:: Recorded information

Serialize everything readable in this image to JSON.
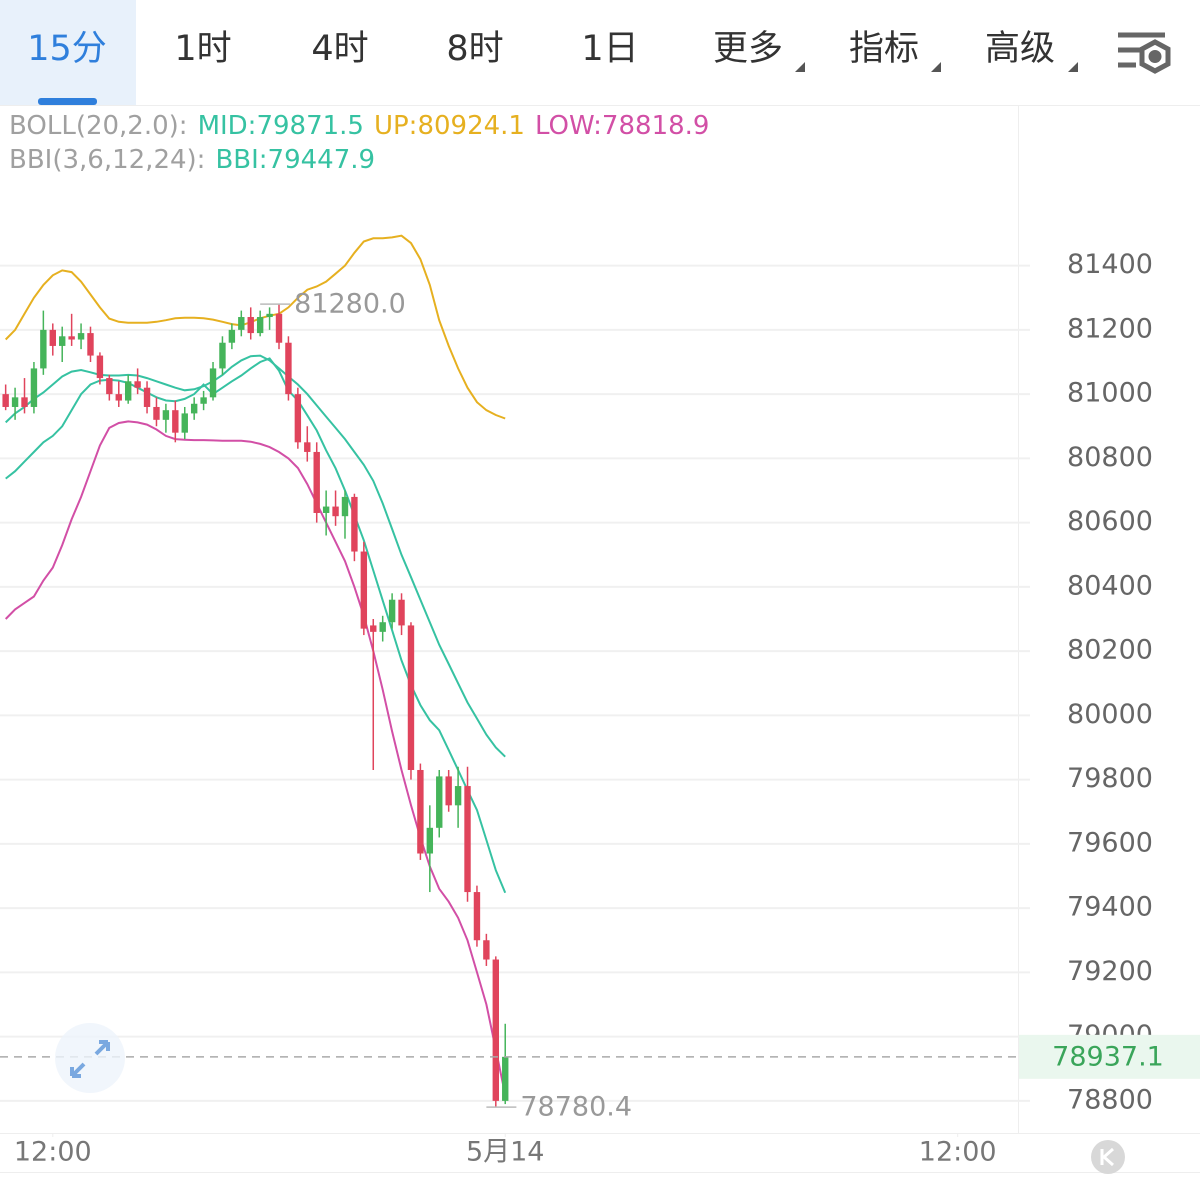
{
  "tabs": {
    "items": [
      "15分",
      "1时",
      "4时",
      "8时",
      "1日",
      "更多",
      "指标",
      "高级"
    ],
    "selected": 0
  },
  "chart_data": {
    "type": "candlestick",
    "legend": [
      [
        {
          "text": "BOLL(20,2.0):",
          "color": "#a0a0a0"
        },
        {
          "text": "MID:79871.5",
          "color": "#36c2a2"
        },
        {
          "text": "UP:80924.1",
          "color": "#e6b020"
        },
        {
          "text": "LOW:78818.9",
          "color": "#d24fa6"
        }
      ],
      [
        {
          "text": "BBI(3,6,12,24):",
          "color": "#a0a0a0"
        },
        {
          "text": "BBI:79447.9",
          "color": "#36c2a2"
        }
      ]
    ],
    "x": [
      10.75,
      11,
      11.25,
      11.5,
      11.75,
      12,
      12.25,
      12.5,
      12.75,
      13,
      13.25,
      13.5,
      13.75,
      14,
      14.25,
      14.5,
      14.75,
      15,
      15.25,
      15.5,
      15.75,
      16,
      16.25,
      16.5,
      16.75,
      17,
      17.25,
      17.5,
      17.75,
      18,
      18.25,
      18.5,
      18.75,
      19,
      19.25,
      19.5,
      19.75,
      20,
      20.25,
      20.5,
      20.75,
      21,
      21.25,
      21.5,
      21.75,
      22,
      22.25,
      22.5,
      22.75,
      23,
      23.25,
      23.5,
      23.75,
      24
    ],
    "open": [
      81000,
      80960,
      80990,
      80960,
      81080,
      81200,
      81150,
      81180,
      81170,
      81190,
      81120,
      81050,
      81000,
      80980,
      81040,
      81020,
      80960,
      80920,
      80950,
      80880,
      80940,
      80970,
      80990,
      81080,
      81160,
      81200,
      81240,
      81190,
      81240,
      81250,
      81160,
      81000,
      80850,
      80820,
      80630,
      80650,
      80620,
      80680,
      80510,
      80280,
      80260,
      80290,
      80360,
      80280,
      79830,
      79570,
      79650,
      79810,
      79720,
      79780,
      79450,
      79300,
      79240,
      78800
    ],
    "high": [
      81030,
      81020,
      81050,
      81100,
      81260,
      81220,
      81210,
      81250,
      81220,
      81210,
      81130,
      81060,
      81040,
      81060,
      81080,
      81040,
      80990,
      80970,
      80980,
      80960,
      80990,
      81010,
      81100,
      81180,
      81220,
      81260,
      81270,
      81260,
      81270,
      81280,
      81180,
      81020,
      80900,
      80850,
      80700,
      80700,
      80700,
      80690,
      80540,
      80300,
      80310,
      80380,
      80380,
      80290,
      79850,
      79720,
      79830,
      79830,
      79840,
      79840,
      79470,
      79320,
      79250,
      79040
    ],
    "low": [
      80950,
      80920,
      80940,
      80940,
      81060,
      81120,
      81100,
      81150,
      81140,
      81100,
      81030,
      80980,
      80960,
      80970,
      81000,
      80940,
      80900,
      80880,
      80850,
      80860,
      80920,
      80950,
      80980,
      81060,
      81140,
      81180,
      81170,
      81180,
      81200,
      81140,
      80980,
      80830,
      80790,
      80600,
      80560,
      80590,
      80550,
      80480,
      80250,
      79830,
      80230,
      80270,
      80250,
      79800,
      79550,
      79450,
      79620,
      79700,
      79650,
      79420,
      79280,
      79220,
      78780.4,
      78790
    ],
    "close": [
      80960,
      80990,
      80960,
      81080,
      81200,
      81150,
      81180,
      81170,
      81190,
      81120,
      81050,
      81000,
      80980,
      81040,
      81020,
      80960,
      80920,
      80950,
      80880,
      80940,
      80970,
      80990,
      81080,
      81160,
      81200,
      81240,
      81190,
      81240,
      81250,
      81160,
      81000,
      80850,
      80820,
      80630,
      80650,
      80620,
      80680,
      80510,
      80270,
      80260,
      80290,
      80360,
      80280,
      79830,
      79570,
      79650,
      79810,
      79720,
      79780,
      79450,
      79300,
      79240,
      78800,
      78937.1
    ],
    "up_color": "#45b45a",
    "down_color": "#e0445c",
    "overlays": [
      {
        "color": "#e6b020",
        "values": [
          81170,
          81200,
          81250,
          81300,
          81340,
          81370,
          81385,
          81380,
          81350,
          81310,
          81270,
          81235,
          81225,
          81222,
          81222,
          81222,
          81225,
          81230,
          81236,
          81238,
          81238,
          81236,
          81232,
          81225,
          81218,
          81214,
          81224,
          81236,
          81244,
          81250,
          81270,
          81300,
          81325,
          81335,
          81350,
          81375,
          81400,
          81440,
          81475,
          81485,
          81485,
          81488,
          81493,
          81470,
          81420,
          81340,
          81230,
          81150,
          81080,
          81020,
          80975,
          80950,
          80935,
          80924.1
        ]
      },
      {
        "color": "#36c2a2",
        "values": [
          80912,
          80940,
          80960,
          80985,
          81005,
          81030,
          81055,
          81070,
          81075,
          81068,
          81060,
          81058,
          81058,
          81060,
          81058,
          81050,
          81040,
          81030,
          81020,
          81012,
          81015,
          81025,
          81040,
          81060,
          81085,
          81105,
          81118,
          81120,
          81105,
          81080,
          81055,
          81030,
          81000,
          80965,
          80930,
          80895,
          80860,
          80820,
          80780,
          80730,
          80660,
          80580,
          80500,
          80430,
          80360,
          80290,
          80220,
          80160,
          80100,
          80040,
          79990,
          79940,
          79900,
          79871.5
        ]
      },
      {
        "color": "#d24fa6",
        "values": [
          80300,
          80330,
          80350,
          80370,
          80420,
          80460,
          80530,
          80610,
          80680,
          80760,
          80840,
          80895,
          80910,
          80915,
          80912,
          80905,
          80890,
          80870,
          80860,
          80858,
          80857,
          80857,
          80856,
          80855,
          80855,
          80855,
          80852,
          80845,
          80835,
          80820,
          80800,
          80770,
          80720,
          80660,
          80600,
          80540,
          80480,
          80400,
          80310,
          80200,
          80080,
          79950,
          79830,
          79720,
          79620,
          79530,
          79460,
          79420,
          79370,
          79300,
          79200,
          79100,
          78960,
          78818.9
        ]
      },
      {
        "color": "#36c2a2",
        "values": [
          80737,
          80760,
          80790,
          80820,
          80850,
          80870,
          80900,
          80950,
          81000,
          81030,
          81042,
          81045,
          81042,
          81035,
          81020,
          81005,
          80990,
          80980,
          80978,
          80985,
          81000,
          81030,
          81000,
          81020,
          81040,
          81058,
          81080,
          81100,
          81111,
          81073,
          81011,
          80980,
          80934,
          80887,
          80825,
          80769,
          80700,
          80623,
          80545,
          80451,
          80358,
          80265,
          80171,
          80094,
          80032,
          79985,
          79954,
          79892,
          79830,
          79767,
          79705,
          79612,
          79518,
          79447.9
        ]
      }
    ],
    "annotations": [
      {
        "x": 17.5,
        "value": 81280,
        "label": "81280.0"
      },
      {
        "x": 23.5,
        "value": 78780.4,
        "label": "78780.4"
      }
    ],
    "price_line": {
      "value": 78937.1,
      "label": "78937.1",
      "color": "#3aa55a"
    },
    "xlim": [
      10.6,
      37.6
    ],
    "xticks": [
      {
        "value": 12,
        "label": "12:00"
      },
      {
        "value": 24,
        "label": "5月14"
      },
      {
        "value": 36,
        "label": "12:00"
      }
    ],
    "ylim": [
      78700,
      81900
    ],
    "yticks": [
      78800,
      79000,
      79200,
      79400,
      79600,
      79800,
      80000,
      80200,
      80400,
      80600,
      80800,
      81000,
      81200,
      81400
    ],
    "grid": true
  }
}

::::

What is being asked →
Write out the records above once more, word for word, with no pictures.

Reply →
Serialize everything readable in this image to JSON.
{
  "tabs": {
    "items": [
      "15分",
      "1时",
      "4时",
      "8时",
      "1日",
      "更多",
      "指标",
      "高级"
    ],
    "selected": 0
  },
  "chart_data": {
    "type": "candlestick",
    "legend": [
      [
        {
          "text": "BOLL(20,2.0):",
          "color": "#a0a0a0"
        },
        {
          "text": "MID:79871.5",
          "color": "#36c2a2"
        },
        {
          "text": "UP:80924.1",
          "color": "#e6b020"
        },
        {
          "text": "LOW:78818.9",
          "color": "#d24fa6"
        }
      ],
      [
        {
          "text": "BBI(3,6,12,24):",
          "color": "#a0a0a0"
        },
        {
          "text": "BBI:79447.9",
          "color": "#36c2a2"
        }
      ]
    ],
    "x": [
      10.75,
      11,
      11.25,
      11.5,
      11.75,
      12,
      12.25,
      12.5,
      12.75,
      13,
      13.25,
      13.5,
      13.75,
      14,
      14.25,
      14.5,
      14.75,
      15,
      15.25,
      15.5,
      15.75,
      16,
      16.25,
      16.5,
      16.75,
      17,
      17.25,
      17.5,
      17.75,
      18,
      18.25,
      18.5,
      18.75,
      19,
      19.25,
      19.5,
      19.75,
      20,
      20.25,
      20.5,
      20.75,
      21,
      21.25,
      21.5,
      21.75,
      22,
      22.25,
      22.5,
      22.75,
      23,
      23.25,
      23.5,
      23.75,
      24
    ],
    "open": [
      81000,
      80960,
      80990,
      80960,
      81080,
      81200,
      81150,
      81180,
      81170,
      81190,
      81120,
      81050,
      81000,
      80980,
      81040,
      81020,
      80960,
      80920,
      80950,
      80880,
      80940,
      80970,
      80990,
      81080,
      81160,
      81200,
      81240,
      81190,
      81240,
      81250,
      81160,
      81000,
      80850,
      80820,
      80630,
      80650,
      80620,
      80680,
      80510,
      80280,
      80260,
      80290,
      80360,
      80280,
      79830,
      79570,
      79650,
      79810,
      79720,
      79780,
      79450,
      79300,
      79240,
      78800
    ],
    "high": [
      81030,
      81020,
      81050,
      81100,
      81260,
      81220,
      81210,
      81250,
      81220,
      81210,
      81130,
      81060,
      81040,
      81060,
      81080,
      81040,
      80990,
      80970,
      80980,
      80960,
      80990,
      81010,
      81100,
      81180,
      81220,
      81260,
      81270,
      81260,
      81270,
      81280,
      81180,
      81020,
      80900,
      80850,
      80700,
      80700,
      80700,
      80690,
      80540,
      80300,
      80310,
      80380,
      80380,
      80290,
      79850,
      79720,
      79830,
      79830,
      79840,
      79840,
      79470,
      79320,
      79250,
      79040
    ],
    "low": [
      80950,
      80920,
      80940,
      80940,
      81060,
      81120,
      81100,
      81150,
      81140,
      81100,
      81030,
      80980,
      80960,
      80970,
      81000,
      80940,
      80900,
      80880,
      80850,
      80860,
      80920,
      80950,
      80980,
      81060,
      81140,
      81180,
      81170,
      81180,
      81200,
      81140,
      80980,
      80830,
      80790,
      80600,
      80560,
      80590,
      80550,
      80480,
      80250,
      79830,
      80230,
      80270,
      80250,
      79800,
      79550,
      79450,
      79620,
      79700,
      79650,
      79420,
      79280,
      79220,
      78780.4,
      78790
    ],
    "close": [
      80960,
      80990,
      80960,
      81080,
      81200,
      81150,
      81180,
      81170,
      81190,
      81120,
      81050,
      81000,
      80980,
      81040,
      81020,
      80960,
      80920,
      80950,
      80880,
      80940,
      80970,
      80990,
      81080,
      81160,
      81200,
      81240,
      81190,
      81240,
      81250,
      81160,
      81000,
      80850,
      80820,
      80630,
      80650,
      80620,
      80680,
      80510,
      80270,
      80260,
      80290,
      80360,
      80280,
      79830,
      79570,
      79650,
      79810,
      79720,
      79780,
      79450,
      79300,
      79240,
      78800,
      78937.1
    ],
    "up_color": "#45b45a",
    "down_color": "#e0445c",
    "overlays": [
      {
        "color": "#e6b020",
        "values": [
          81170,
          81200,
          81250,
          81300,
          81340,
          81370,
          81385,
          81380,
          81350,
          81310,
          81270,
          81235,
          81225,
          81222,
          81222,
          81222,
          81225,
          81230,
          81236,
          81238,
          81238,
          81236,
          81232,
          81225,
          81218,
          81214,
          81224,
          81236,
          81244,
          81250,
          81270,
          81300,
          81325,
          81335,
          81350,
          81375,
          81400,
          81440,
          81475,
          81485,
          81485,
          81488,
          81493,
          81470,
          81420,
          81340,
          81230,
          81150,
          81080,
          81020,
          80975,
          80950,
          80935,
          80924.1
        ]
      },
      {
        "color": "#36c2a2",
        "values": [
          80912,
          80940,
          80960,
          80985,
          81005,
          81030,
          81055,
          81070,
          81075,
          81068,
          81060,
          81058,
          81058,
          81060,
          81058,
          81050,
          81040,
          81030,
          81020,
          81012,
          81015,
          81025,
          81040,
          81060,
          81085,
          81105,
          81118,
          81120,
          81105,
          81080,
          81055,
          81030,
          81000,
          80965,
          80930,
          80895,
          80860,
          80820,
          80780,
          80730,
          80660,
          80580,
          80500,
          80430,
          80360,
          80290,
          80220,
          80160,
          80100,
          80040,
          79990,
          79940,
          79900,
          79871.5
        ]
      },
      {
        "color": "#d24fa6",
        "values": [
          80300,
          80330,
          80350,
          80370,
          80420,
          80460,
          80530,
          80610,
          80680,
          80760,
          80840,
          80895,
          80910,
          80915,
          80912,
          80905,
          80890,
          80870,
          80860,
          80858,
          80857,
          80857,
          80856,
          80855,
          80855,
          80855,
          80852,
          80845,
          80835,
          80820,
          80800,
          80770,
          80720,
          80660,
          80600,
          80540,
          80480,
          80400,
          80310,
          80200,
          80080,
          79950,
          79830,
          79720,
          79620,
          79530,
          79460,
          79420,
          79370,
          79300,
          79200,
          79100,
          78960,
          78818.9
        ]
      },
      {
        "color": "#36c2a2",
        "values": [
          80737,
          80760,
          80790,
          80820,
          80850,
          80870,
          80900,
          80950,
          81000,
          81030,
          81042,
          81045,
          81042,
          81035,
          81020,
          81005,
          80990,
          80980,
          80978,
          80985,
          81000,
          81030,
          81000,
          81020,
          81040,
          81058,
          81080,
          81100,
          81111,
          81073,
          81011,
          80980,
          80934,
          80887,
          80825,
          80769,
          80700,
          80623,
          80545,
          80451,
          80358,
          80265,
          80171,
          80094,
          80032,
          79985,
          79954,
          79892,
          79830,
          79767,
          79705,
          79612,
          79518,
          79447.9
        ]
      }
    ],
    "annotations": [
      {
        "x": 17.5,
        "value": 81280,
        "label": "81280.0"
      },
      {
        "x": 23.5,
        "value": 78780.4,
        "label": "78780.4"
      }
    ],
    "price_line": {
      "value": 78937.1,
      "label": "78937.1",
      "color": "#3aa55a"
    },
    "xlim": [
      10.6,
      37.6
    ],
    "xticks": [
      {
        "value": 12,
        "label": "12:00"
      },
      {
        "value": 24,
        "label": "5月14"
      },
      {
        "value": 36,
        "label": "12:00"
      }
    ],
    "ylim": [
      78700,
      81900
    ],
    "yticks": [
      78800,
      79000,
      79200,
      79400,
      79600,
      79800,
      80000,
      80200,
      80400,
      80600,
      80800,
      81000,
      81200,
      81400
    ],
    "grid": true
  }
}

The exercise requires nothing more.